**JOB**:
What number of lines contain the word "this"? Reply with the number and nothing else.

(begin)

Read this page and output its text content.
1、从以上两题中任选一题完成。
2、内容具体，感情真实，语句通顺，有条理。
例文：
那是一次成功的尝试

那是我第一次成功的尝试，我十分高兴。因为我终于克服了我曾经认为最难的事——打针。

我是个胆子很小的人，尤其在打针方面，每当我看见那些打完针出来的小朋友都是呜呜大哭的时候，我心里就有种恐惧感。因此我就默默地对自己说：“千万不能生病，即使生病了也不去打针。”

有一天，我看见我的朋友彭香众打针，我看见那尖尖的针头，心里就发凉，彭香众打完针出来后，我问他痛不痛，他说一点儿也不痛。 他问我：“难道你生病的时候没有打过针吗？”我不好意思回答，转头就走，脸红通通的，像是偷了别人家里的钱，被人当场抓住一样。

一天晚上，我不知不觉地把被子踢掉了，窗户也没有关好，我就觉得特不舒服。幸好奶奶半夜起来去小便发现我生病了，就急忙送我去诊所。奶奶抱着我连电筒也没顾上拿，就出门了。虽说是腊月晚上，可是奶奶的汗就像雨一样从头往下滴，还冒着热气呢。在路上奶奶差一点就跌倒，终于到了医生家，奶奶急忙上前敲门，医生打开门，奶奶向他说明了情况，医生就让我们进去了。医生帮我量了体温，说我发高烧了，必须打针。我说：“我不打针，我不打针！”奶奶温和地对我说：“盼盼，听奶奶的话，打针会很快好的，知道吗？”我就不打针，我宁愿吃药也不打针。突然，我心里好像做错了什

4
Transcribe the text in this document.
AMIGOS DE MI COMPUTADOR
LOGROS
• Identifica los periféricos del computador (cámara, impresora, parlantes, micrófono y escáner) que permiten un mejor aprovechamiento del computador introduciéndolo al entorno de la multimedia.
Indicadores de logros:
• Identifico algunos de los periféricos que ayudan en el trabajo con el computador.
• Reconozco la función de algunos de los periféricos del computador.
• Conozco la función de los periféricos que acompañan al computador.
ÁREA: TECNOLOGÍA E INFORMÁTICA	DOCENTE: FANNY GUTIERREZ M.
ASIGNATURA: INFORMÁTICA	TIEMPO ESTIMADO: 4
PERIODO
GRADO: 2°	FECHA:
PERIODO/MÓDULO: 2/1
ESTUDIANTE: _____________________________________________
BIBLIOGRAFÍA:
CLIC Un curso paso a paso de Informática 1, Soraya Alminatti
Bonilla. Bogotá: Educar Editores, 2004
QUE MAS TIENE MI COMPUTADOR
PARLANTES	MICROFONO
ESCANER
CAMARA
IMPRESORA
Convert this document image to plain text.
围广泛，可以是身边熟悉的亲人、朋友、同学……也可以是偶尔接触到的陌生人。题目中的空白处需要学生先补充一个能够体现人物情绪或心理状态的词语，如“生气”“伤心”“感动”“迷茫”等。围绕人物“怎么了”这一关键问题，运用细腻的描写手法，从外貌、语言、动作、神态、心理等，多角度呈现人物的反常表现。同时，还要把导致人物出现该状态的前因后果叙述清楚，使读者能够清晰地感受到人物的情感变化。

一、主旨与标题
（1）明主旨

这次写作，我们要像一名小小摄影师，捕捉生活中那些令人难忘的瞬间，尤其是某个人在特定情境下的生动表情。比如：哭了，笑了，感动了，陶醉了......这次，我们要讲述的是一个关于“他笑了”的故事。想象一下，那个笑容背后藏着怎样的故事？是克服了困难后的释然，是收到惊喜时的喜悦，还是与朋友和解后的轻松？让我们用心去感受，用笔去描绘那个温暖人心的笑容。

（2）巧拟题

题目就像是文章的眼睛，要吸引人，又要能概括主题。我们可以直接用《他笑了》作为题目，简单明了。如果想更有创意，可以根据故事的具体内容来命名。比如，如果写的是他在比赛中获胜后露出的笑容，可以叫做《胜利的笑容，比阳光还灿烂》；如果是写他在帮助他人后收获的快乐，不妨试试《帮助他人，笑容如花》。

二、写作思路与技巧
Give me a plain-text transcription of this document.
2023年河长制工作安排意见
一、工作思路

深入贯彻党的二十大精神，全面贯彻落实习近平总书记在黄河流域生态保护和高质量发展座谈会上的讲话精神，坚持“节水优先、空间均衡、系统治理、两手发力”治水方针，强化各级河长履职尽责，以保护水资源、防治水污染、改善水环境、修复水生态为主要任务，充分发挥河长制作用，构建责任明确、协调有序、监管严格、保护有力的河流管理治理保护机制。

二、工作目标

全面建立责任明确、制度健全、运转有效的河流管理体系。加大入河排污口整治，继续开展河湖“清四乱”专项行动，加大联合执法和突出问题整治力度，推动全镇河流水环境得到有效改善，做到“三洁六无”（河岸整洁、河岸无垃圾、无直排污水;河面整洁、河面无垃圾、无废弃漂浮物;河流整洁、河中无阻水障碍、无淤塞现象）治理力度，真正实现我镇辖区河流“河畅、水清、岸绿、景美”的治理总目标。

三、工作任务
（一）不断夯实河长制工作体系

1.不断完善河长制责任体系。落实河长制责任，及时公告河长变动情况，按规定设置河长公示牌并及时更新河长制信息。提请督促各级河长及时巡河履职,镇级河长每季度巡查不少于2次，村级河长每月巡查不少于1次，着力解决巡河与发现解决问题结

(end)

**FINAL RESULT**:
4